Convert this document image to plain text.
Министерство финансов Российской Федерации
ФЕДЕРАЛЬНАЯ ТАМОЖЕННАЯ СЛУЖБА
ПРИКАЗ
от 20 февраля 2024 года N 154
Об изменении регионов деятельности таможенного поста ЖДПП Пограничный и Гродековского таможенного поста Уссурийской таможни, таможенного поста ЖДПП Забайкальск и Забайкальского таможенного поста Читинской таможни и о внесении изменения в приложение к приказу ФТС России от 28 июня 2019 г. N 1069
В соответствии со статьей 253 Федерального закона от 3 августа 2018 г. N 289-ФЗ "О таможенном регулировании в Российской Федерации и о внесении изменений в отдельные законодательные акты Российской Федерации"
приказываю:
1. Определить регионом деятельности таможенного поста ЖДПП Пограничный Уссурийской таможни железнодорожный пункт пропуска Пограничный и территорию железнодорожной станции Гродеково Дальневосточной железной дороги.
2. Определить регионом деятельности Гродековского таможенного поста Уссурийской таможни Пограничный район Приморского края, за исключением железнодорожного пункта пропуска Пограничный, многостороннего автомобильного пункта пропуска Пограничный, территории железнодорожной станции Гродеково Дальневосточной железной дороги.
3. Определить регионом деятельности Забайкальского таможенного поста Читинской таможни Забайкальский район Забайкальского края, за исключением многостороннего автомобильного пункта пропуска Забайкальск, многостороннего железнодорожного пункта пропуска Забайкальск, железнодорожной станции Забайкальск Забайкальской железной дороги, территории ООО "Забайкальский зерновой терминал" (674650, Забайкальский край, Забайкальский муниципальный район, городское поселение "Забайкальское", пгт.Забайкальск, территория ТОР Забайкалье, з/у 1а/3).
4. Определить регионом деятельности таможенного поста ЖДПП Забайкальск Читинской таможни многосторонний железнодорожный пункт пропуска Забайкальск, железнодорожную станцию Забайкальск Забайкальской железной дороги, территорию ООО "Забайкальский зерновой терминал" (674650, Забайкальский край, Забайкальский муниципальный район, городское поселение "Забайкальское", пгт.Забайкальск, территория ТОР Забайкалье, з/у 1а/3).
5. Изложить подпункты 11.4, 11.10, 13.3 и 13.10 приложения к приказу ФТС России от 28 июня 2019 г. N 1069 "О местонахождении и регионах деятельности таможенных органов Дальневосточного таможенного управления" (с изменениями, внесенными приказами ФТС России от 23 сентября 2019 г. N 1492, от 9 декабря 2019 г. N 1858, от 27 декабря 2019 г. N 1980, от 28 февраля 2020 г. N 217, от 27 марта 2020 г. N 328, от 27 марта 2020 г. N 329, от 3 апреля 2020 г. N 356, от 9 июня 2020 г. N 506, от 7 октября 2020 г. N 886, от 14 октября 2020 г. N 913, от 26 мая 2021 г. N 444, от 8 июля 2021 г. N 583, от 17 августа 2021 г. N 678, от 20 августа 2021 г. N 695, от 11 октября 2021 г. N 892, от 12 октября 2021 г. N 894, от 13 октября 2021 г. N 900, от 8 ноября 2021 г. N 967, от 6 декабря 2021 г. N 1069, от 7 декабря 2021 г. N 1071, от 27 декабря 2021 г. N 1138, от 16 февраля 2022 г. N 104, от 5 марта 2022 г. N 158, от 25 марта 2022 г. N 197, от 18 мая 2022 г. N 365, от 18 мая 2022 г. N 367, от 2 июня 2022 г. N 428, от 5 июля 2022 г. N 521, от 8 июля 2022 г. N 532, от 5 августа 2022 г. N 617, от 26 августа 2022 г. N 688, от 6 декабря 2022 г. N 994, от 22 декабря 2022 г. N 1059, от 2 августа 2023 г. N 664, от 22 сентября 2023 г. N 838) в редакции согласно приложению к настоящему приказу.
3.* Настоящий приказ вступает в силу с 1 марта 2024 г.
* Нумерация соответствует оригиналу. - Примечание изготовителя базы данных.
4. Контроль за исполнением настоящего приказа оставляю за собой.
____________
**Problem details:**
Give the number of lines above that hold the word "Забайкальский", and nothing more.

**Task solution:**
2